■ Problem statement: Send back the records in full, character for character.

(Records from a collection of figures)
● ● ● ● ●

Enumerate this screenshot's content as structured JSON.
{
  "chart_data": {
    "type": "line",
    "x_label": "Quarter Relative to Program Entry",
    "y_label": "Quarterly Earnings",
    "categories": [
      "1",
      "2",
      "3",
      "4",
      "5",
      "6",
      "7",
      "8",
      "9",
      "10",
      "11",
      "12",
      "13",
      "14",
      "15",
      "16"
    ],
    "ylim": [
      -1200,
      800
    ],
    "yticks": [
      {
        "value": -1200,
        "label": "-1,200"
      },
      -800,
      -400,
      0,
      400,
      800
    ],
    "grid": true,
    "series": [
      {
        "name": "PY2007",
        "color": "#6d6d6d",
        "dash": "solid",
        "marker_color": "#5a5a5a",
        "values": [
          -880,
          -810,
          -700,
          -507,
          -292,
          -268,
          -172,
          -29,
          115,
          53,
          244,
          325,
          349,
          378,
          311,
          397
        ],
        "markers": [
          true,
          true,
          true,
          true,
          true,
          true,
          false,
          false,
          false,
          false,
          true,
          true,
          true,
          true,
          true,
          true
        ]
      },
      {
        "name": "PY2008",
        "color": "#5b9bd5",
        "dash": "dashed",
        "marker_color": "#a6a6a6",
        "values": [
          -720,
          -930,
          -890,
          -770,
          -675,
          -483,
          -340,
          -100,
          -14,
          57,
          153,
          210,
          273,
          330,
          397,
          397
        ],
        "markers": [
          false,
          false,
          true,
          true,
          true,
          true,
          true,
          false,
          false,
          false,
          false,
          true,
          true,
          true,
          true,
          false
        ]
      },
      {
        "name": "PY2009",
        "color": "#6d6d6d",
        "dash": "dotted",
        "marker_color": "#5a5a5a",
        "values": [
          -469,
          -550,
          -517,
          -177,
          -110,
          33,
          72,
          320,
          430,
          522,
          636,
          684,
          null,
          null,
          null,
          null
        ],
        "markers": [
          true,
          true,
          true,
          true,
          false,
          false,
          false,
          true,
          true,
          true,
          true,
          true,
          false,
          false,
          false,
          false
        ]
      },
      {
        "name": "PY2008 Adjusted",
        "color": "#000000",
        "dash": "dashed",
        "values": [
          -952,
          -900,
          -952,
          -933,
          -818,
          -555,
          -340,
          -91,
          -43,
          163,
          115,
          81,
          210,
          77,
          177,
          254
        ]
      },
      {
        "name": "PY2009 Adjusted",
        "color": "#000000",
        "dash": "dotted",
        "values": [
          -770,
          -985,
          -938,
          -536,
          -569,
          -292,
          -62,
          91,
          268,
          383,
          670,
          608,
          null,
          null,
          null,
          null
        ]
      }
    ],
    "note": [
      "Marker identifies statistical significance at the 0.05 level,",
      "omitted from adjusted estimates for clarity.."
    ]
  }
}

● ● ● ● ●

■ Task answer:
Enumerate this screenshot's content as structured JSON.
{
  "chart_data": {
    "type": "line",
    "x_label": "Quarter Relative to Program Entry",
    "y_label": "Quarterly Earnings",
    "categories": [
      "1",
      "2",
      "3",
      "4",
      "5",
      "6",
      "7",
      "8",
      "9",
      "10",
      "11",
      "12",
      "13",
      "14",
      "15",
      "16"
    ],
    "ylim": [
      -1200,
      800
    ],
    "yticks": [
      {
        "value": -1200,
        "label": "-1,200"
      },
      -800,
      -400,
      0,
      400,
      800
    ],
    "grid": true,
    "series": [
      {
        "name": "PY2007",
        "color": "#6d6d6d",
        "dash": "solid",
        "marker_color": "#5a5a5a",
        "values": [
          -880,
          -810,
          -700,
          -507,
          -292,
          -268,
          -172,
          -29,
          115,
          53,
          244,
          325,
          349,
          378,
          311,
          397
        ],
        "markers": [
          true,
          true,
          true,
          true,
          true,
          true,
          false,
          false,
          false,
          false,
          true,
          true,
          true,
          true,
          true,
          true
        ]
      },
      {
        "name": "PY2008",
        "color": "#5b9bd5",
        "dash": "dashed",
        "marker_color": "#a6a6a6",
        "values": [
          -720,
          -930,
          -890,
          -770,
          -675,
          -483,
          -340,
          -100,
          -14,
          57,
          153,
          210,
          273,
          330,
          397,
          397
        ],
        "markers": [
          false,
          false,
          true,
          true,
          true,
          true,
          true,
          false,
          false,
          false,
          false,
          true,
          true,
          true,
          true,
          false
        ]
      },
      {
        "name": "PY2009",
        "color": "#6d6d6d",
        "dash": "dotted",
        "marker_color": "#5a5a5a",
        "values": [
          -469,
          -550,
          -517,
          -177,
          -110,
          33,
          72,
          320,
          430,
          522,
          636,
          684,
          null,
          null,
          null,
          null
        ],
        "markers": [
          true,
          true,
          true,
          true,
          false,
          false,
          false,
          true,
          true,
          true,
          true,
          true,
          false,
          false,
          false,
          false
        ]
      },
      {
        "name": "PY2008 Adjusted",
        "color": "#000000",
        "dash": "dashed",
        "values": [
          -952,
          -900,
          -952,
          -933,
          -818,
          -555,
          -340,
          -91,
          -43,
          163,
          115,
          81,
          210,
          77,
          177,
          254
        ]
      },
      {
        "name": "PY2009 Adjusted",
        "color": "#000000",
        "dash": "dotted",
        "values": [
          -770,
          -985,
          -938,
          -536,
          -569,
          -292,
          -62,
          91,
          268,
          383,
          670,
          608,
          null,
          null,
          null,
          null
        ]
      }
    ],
    "note": [
      "Marker identifies statistical significance at the 0.05 level,",
      "omitted from adjusted estimates for clarity.."
    ]
  }
}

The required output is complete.